# Data to process
============

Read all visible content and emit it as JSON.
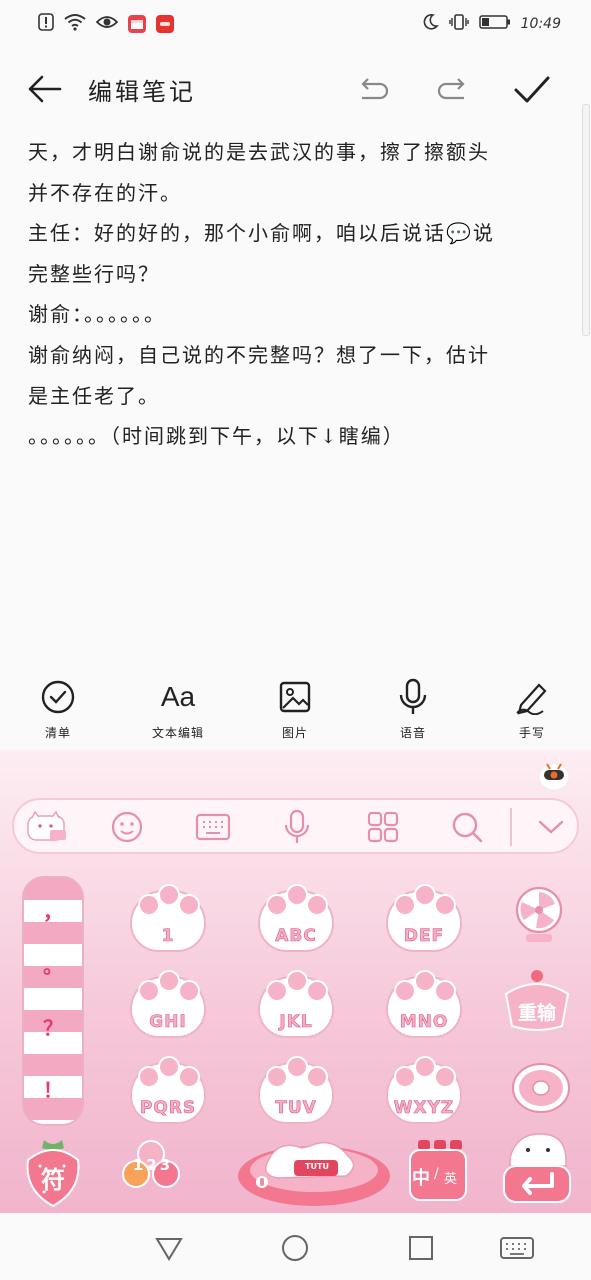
{
  "status": {
    "time": "10:49",
    "left_icons": [
      "alert-icon",
      "wifi-icon",
      "eye-icon",
      "calendar-app-icon",
      "huawei-app-icon"
    ],
    "right_icons": [
      "moon-icon",
      "vibrate-icon",
      "battery-icon"
    ],
    "battery_level": 0.3
  },
  "header": {
    "title": "编辑笔记",
    "back_icon": "back-arrow-icon",
    "undo_icon": "undo-icon",
    "redo_icon": "redo-icon",
    "done_icon": "check-icon"
  },
  "note": {
    "lines": [
      "天，才明白谢俞说的是去武汉的事，擦了擦额头",
      "并不存在的汗。",
      "主任：好的好的，那个小俞啊，咱以后说话💬说",
      "完整些行吗？",
      "谢俞：。。。。。。",
      "谢俞纳闷，自己说的不完整吗？想了一下，估计",
      "是主任老了。",
      "。。。。。。（时间跳到下午，以下↓瞎编）"
    ]
  },
  "toolbar": {
    "items": [
      {
        "label": "清单",
        "icon": "checklist-icon"
      },
      {
        "label": "文本编辑",
        "icon": "text-format-icon",
        "glyph": "Aa"
      },
      {
        "label": "图片",
        "icon": "image-icon"
      },
      {
        "label": "语音",
        "icon": "microphone-icon"
      },
      {
        "label": "手写",
        "icon": "handwriting-icon"
      }
    ]
  },
  "keyboard": {
    "top_icons": [
      "cat-logo-icon",
      "emoji-icon",
      "keyboard-layout-icon",
      "voice-icon",
      "apps-grid-icon",
      "search-icon",
      "collapse-icon"
    ],
    "punctuation": [
      "，",
      "。",
      "？",
      "！"
    ],
    "keys": [
      {
        "label": "1"
      },
      {
        "label": "ABC"
      },
      {
        "label": "DEF"
      },
      {
        "label": "GHI"
      },
      {
        "label": "JKL"
      },
      {
        "label": "MNO"
      },
      {
        "label": "PQRS"
      },
      {
        "label": "TUV"
      },
      {
        "label": "WXYZ"
      }
    ],
    "right_keys": {
      "retype": "重输",
      "delete_icon": "fan-delete-icon",
      "zero_icon": "donut-zero-icon"
    },
    "bottom": {
      "symbol": "符",
      "numbers": "123",
      "space_brand": "TUTU",
      "lang_main": "中",
      "lang_alt": "英",
      "enter_icon": "enter-icon"
    }
  },
  "nav": {
    "icons": [
      "back-triangle-icon",
      "home-circle-icon",
      "recents-square-icon",
      "keyboard-switch-icon"
    ]
  }
}
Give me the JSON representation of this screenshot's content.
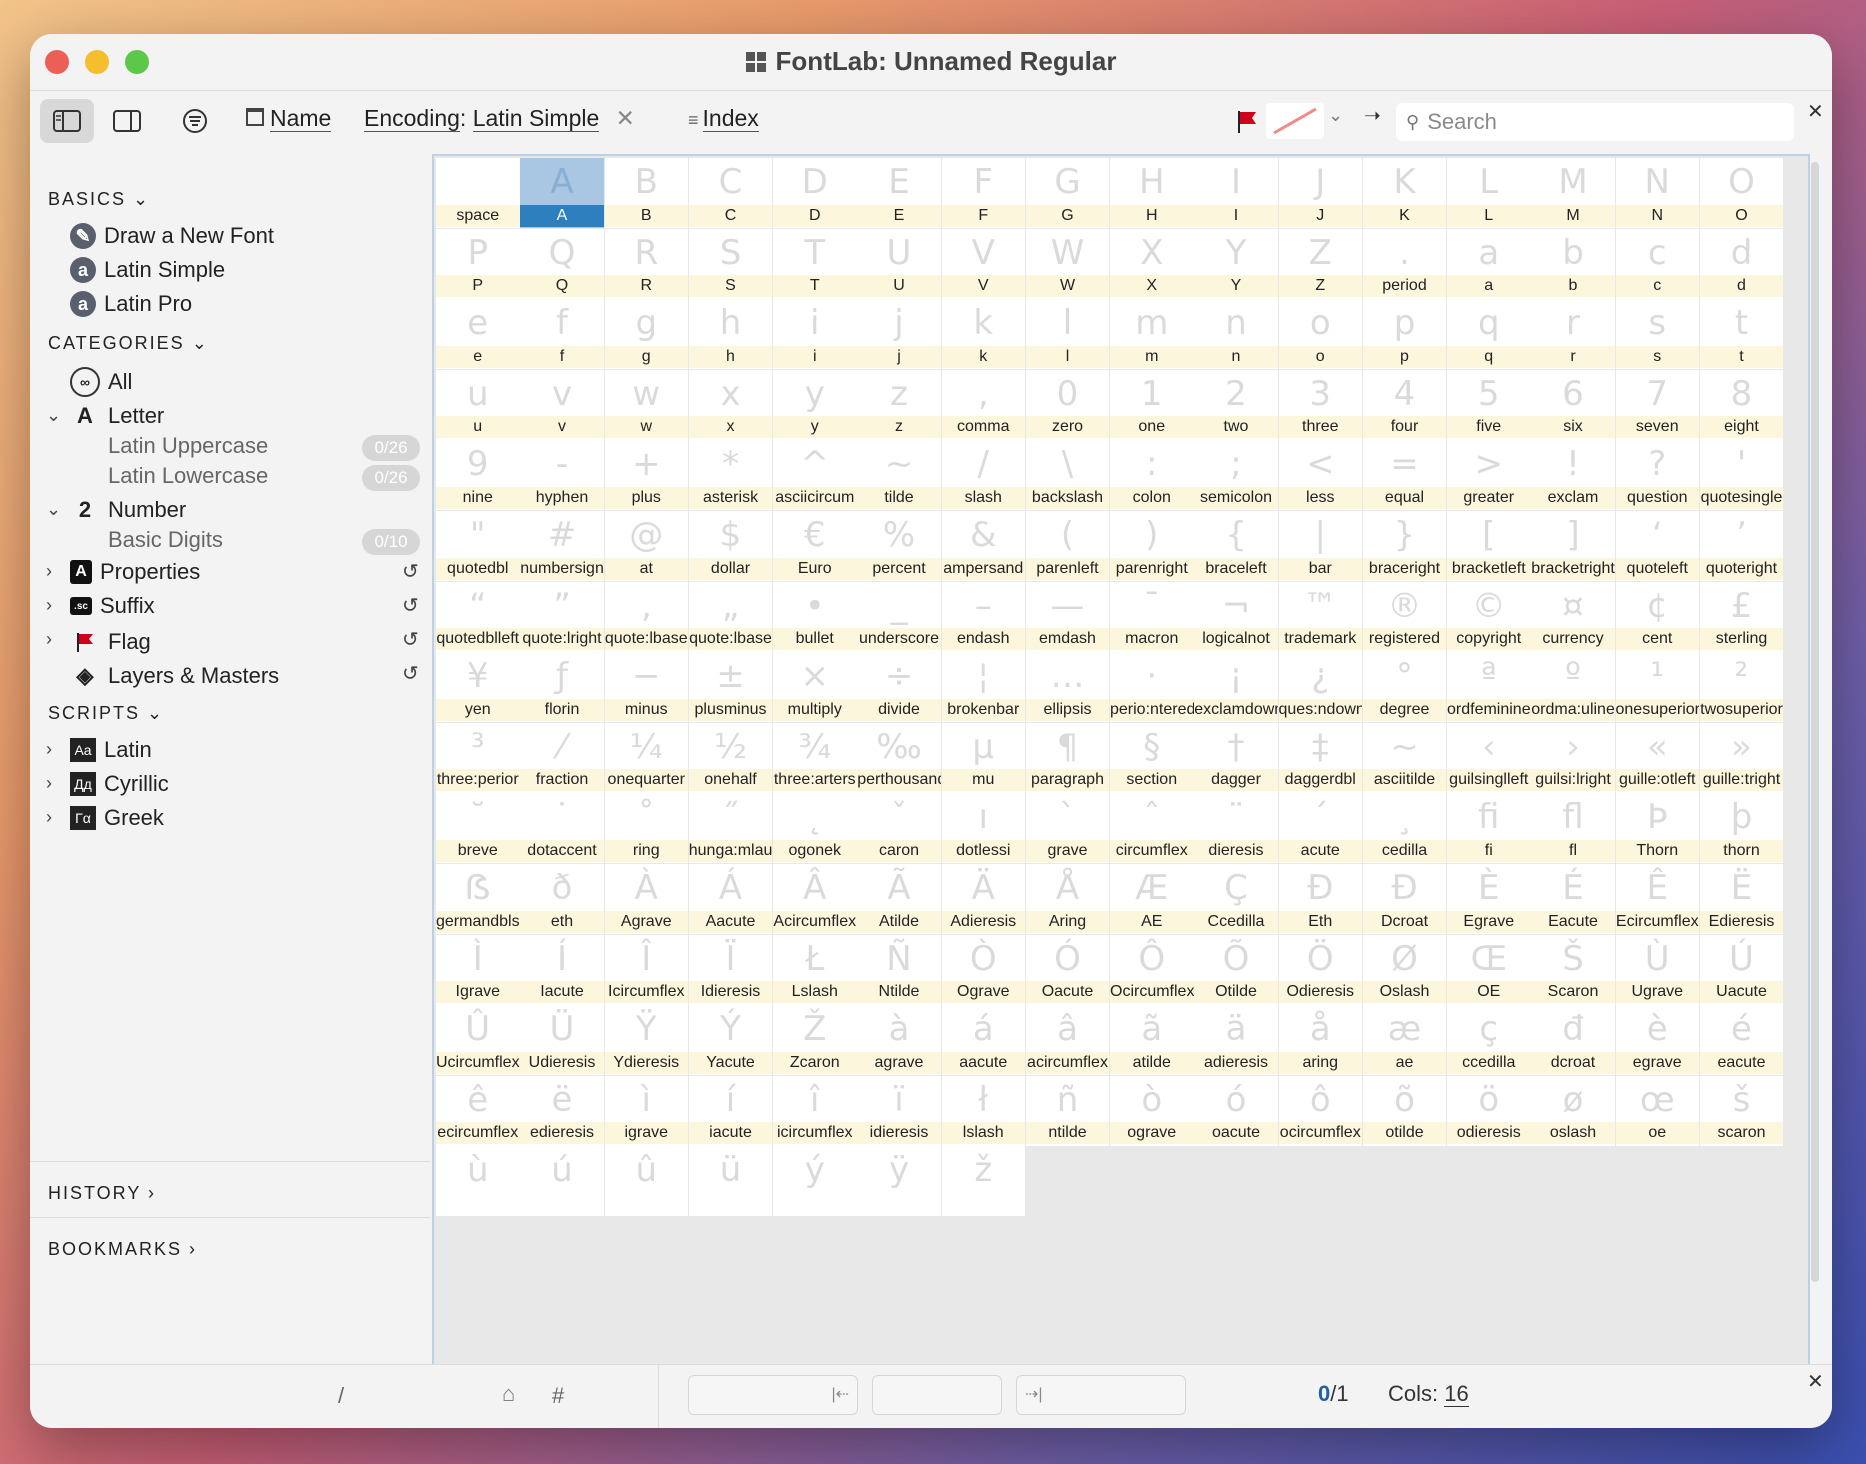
{
  "window": {
    "title": "FontLab: Unnamed Regular"
  },
  "toolbar": {
    "name_label": "Name",
    "encoding_label": "Encoding",
    "encoding_value": "Latin Simple",
    "index_label": "Index",
    "search_placeholder": "Search",
    "flag_color": "#d0021b"
  },
  "sidebar": {
    "basics_title": "BASICS",
    "basics": [
      "Draw a New Font",
      "Latin Simple",
      "Latin Pro"
    ],
    "categories_title": "CATEGORIES",
    "all_label": "All",
    "letter_label": "Letter",
    "latin_uppercase": {
      "label": "Latin Uppercase",
      "count": "0/26"
    },
    "latin_lowercase": {
      "label": "Latin Lowercase",
      "count": "0/26"
    },
    "number_label": "Number",
    "basic_digits": {
      "label": "Basic Digits",
      "count": "0/10"
    },
    "properties_label": "Properties",
    "suffix_label": "Suffix",
    "flag_label": "Flag",
    "layers_label": "Layers & Masters",
    "scripts_title": "SCRIPTS",
    "scripts": [
      "Latin",
      "Cyrillic",
      "Greek"
    ],
    "script_icons": [
      "Aa",
      "Дд",
      "Γα"
    ],
    "history_label": "HISTORY",
    "bookmarks_label": "BOOKMARKS"
  },
  "status": {
    "count": "0",
    "total": "/1",
    "cols_label": "Cols:",
    "cols_value": "16",
    "slash": "/",
    "hash": "#"
  },
  "glyphs": [
    [
      "",
      "space"
    ],
    [
      "A",
      "A"
    ],
    [
      "B",
      "B"
    ],
    [
      "C",
      "C"
    ],
    [
      "D",
      "D"
    ],
    [
      "E",
      "E"
    ],
    [
      "F",
      "F"
    ],
    [
      "G",
      "G"
    ],
    [
      "H",
      "H"
    ],
    [
      "I",
      "I"
    ],
    [
      "J",
      "J"
    ],
    [
      "K",
      "K"
    ],
    [
      "L",
      "L"
    ],
    [
      "M",
      "M"
    ],
    [
      "N",
      "N"
    ],
    [
      "O",
      "O"
    ],
    [
      "P",
      "P"
    ],
    [
      "Q",
      "Q"
    ],
    [
      "R",
      "R"
    ],
    [
      "S",
      "S"
    ],
    [
      "T",
      "T"
    ],
    [
      "U",
      "U"
    ],
    [
      "V",
      "V"
    ],
    [
      "W",
      "W"
    ],
    [
      "X",
      "X"
    ],
    [
      "Y",
      "Y"
    ],
    [
      "Z",
      "Z"
    ],
    [
      ".",
      "period"
    ],
    [
      "a",
      "a"
    ],
    [
      "b",
      "b"
    ],
    [
      "c",
      "c"
    ],
    [
      "d",
      "d"
    ],
    [
      "e",
      "e"
    ],
    [
      "f",
      "f"
    ],
    [
      "g",
      "g"
    ],
    [
      "h",
      "h"
    ],
    [
      "i",
      "i"
    ],
    [
      "j",
      "j"
    ],
    [
      "k",
      "k"
    ],
    [
      "l",
      "l"
    ],
    [
      "m",
      "m"
    ],
    [
      "n",
      "n"
    ],
    [
      "o",
      "o"
    ],
    [
      "p",
      "p"
    ],
    [
      "q",
      "q"
    ],
    [
      "r",
      "r"
    ],
    [
      "s",
      "s"
    ],
    [
      "t",
      "t"
    ],
    [
      "u",
      "u"
    ],
    [
      "v",
      "v"
    ],
    [
      "w",
      "w"
    ],
    [
      "x",
      "x"
    ],
    [
      "y",
      "y"
    ],
    [
      "z",
      "z"
    ],
    [
      ",",
      "comma"
    ],
    [
      "0",
      "zero"
    ],
    [
      "1",
      "one"
    ],
    [
      "2",
      "two"
    ],
    [
      "3",
      "three"
    ],
    [
      "4",
      "four"
    ],
    [
      "5",
      "five"
    ],
    [
      "6",
      "six"
    ],
    [
      "7",
      "seven"
    ],
    [
      "8",
      "eight"
    ],
    [
      "9",
      "nine"
    ],
    [
      "-",
      "hyphen"
    ],
    [
      "+",
      "plus"
    ],
    [
      "*",
      "asterisk"
    ],
    [
      "^",
      "asciicircum"
    ],
    [
      "~",
      "tilde"
    ],
    [
      "/",
      "slash"
    ],
    [
      "\\",
      "backslash"
    ],
    [
      ":",
      "colon"
    ],
    [
      ";",
      "semicolon"
    ],
    [
      "<",
      "less"
    ],
    [
      "=",
      "equal"
    ],
    [
      ">",
      "greater"
    ],
    [
      "!",
      "exclam"
    ],
    [
      "?",
      "question"
    ],
    [
      "'",
      "quotesingle"
    ],
    [
      "\"",
      "quotedbl"
    ],
    [
      "#",
      "numbersign"
    ],
    [
      "@",
      "at"
    ],
    [
      "$",
      "dollar"
    ],
    [
      "€",
      "Euro"
    ],
    [
      "%",
      "percent"
    ],
    [
      "&",
      "ampersand"
    ],
    [
      "(",
      "parenleft"
    ],
    [
      ")",
      "parenright"
    ],
    [
      "{",
      "braceleft"
    ],
    [
      "|",
      "bar"
    ],
    [
      "}",
      "braceright"
    ],
    [
      "[",
      "bracketleft"
    ],
    [
      "]",
      "bracketright"
    ],
    [
      "‘",
      "quoteleft"
    ],
    [
      "’",
      "quoteright"
    ],
    [
      "“",
      "quotedblleft"
    ],
    [
      "”",
      "quote:lright"
    ],
    [
      "‚",
      "quote:lbase"
    ],
    [
      "„",
      "quote:lbase"
    ],
    [
      "•",
      "bullet"
    ],
    [
      "_",
      "underscore"
    ],
    [
      "–",
      "endash"
    ],
    [
      "—",
      "emdash"
    ],
    [
      "¯",
      "macron"
    ],
    [
      "¬",
      "logicalnot"
    ],
    [
      "™",
      "trademark"
    ],
    [
      "®",
      "registered"
    ],
    [
      "©",
      "copyright"
    ],
    [
      "¤",
      "currency"
    ],
    [
      "¢",
      "cent"
    ],
    [
      "£",
      "sterling"
    ],
    [
      "¥",
      "yen"
    ],
    [
      "ƒ",
      "florin"
    ],
    [
      "−",
      "minus"
    ],
    [
      "±",
      "plusminus"
    ],
    [
      "×",
      "multiply"
    ],
    [
      "÷",
      "divide"
    ],
    [
      "¦",
      "brokenbar"
    ],
    [
      "…",
      "ellipsis"
    ],
    [
      "·",
      "perio:ntered"
    ],
    [
      "¡",
      "exclamdown"
    ],
    [
      "¿",
      "ques:ndown"
    ],
    [
      "°",
      "degree"
    ],
    [
      "ª",
      "ordfeminine"
    ],
    [
      "º",
      "ordma:uline"
    ],
    [
      "¹",
      "onesuperior"
    ],
    [
      "²",
      "twosuperior"
    ],
    [
      "³",
      "three:perior"
    ],
    [
      "⁄",
      "fraction"
    ],
    [
      "¼",
      "onequarter"
    ],
    [
      "½",
      "onehalf"
    ],
    [
      "¾",
      "three:arters"
    ],
    [
      "‰",
      "perthousand"
    ],
    [
      "µ",
      "mu"
    ],
    [
      "¶",
      "paragraph"
    ],
    [
      "§",
      "section"
    ],
    [
      "†",
      "dagger"
    ],
    [
      "‡",
      "daggerdbl"
    ],
    [
      "~",
      "asciitilde"
    ],
    [
      "‹",
      "guilsinglleft"
    ],
    [
      "›",
      "guilsi:lright"
    ],
    [
      "«",
      "guille:otleft"
    ],
    [
      "»",
      "guille:tright"
    ],
    [
      "˘",
      "breve"
    ],
    [
      "˙",
      "dotaccent"
    ],
    [
      "˚",
      "ring"
    ],
    [
      "˝",
      "hunga:mlaut"
    ],
    [
      "˛",
      "ogonek"
    ],
    [
      "ˇ",
      "caron"
    ],
    [
      "ı",
      "dotlessi"
    ],
    [
      "`",
      "grave"
    ],
    [
      "ˆ",
      "circumflex"
    ],
    [
      "¨",
      "dieresis"
    ],
    [
      "´",
      "acute"
    ],
    [
      "¸",
      "cedilla"
    ],
    [
      "ﬁ",
      "fi"
    ],
    [
      "ﬂ",
      "fl"
    ],
    [
      "Þ",
      "Thorn"
    ],
    [
      "þ",
      "thorn"
    ],
    [
      "ẞ",
      "germandbls"
    ],
    [
      "ð",
      "eth"
    ],
    [
      "À",
      "Agrave"
    ],
    [
      "Á",
      "Aacute"
    ],
    [
      "Â",
      "Acircumflex"
    ],
    [
      "Ã",
      "Atilde"
    ],
    [
      "Ä",
      "Adieresis"
    ],
    [
      "Å",
      "Aring"
    ],
    [
      "Æ",
      "AE"
    ],
    [
      "Ç",
      "Ccedilla"
    ],
    [
      "Ð",
      "Eth"
    ],
    [
      "Đ",
      "Dcroat"
    ],
    [
      "È",
      "Egrave"
    ],
    [
      "É",
      "Eacute"
    ],
    [
      "Ê",
      "Ecircumflex"
    ],
    [
      "Ë",
      "Edieresis"
    ],
    [
      "Ì",
      "Igrave"
    ],
    [
      "Í",
      "Iacute"
    ],
    [
      "Î",
      "Icircumflex"
    ],
    [
      "Ï",
      "Idieresis"
    ],
    [
      "Ł",
      "Lslash"
    ],
    [
      "Ñ",
      "Ntilde"
    ],
    [
      "Ò",
      "Ograve"
    ],
    [
      "Ó",
      "Oacute"
    ],
    [
      "Ô",
      "Ocircumflex"
    ],
    [
      "Õ",
      "Otilde"
    ],
    [
      "Ö",
      "Odieresis"
    ],
    [
      "Ø",
      "Oslash"
    ],
    [
      "Œ",
      "OE"
    ],
    [
      "Š",
      "Scaron"
    ],
    [
      "Ù",
      "Ugrave"
    ],
    [
      "Ú",
      "Uacute"
    ],
    [
      "Û",
      "Ucircumflex"
    ],
    [
      "Ü",
      "Udieresis"
    ],
    [
      "Ÿ",
      "Ydieresis"
    ],
    [
      "Ý",
      "Yacute"
    ],
    [
      "Ž",
      "Zcaron"
    ],
    [
      "à",
      "agrave"
    ],
    [
      "á",
      "aacute"
    ],
    [
      "â",
      "acircumflex"
    ],
    [
      "ã",
      "atilde"
    ],
    [
      "ä",
      "adieresis"
    ],
    [
      "å",
      "aring"
    ],
    [
      "æ",
      "ae"
    ],
    [
      "ç",
      "ccedilla"
    ],
    [
      "đ",
      "dcroat"
    ],
    [
      "è",
      "egrave"
    ],
    [
      "é",
      "eacute"
    ],
    [
      "ê",
      "ecircumflex"
    ],
    [
      "ë",
      "edieresis"
    ],
    [
      "ì",
      "igrave"
    ],
    [
      "í",
      "iacute"
    ],
    [
      "î",
      "icircumflex"
    ],
    [
      "ï",
      "idieresis"
    ],
    [
      "ł",
      "lslash"
    ],
    [
      "ñ",
      "ntilde"
    ],
    [
      "ò",
      "ograve"
    ],
    [
      "ó",
      "oacute"
    ],
    [
      "ô",
      "ocircumflex"
    ],
    [
      "õ",
      "otilde"
    ],
    [
      "ö",
      "odieresis"
    ],
    [
      "ø",
      "oslash"
    ],
    [
      "œ",
      "oe"
    ],
    [
      "š",
      "scaron"
    ],
    [
      "ù",
      ""
    ],
    [
      "ú",
      ""
    ],
    [
      "û",
      ""
    ],
    [
      "ü",
      ""
    ],
    [
      "ý",
      ""
    ],
    [
      "ÿ",
      ""
    ],
    [
      "ž",
      ""
    ]
  ],
  "selected_glyph": "A"
}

============

# Written instruction
The answer is a single number, the count of lines in the records that contain the string "JSON".

# Output below
2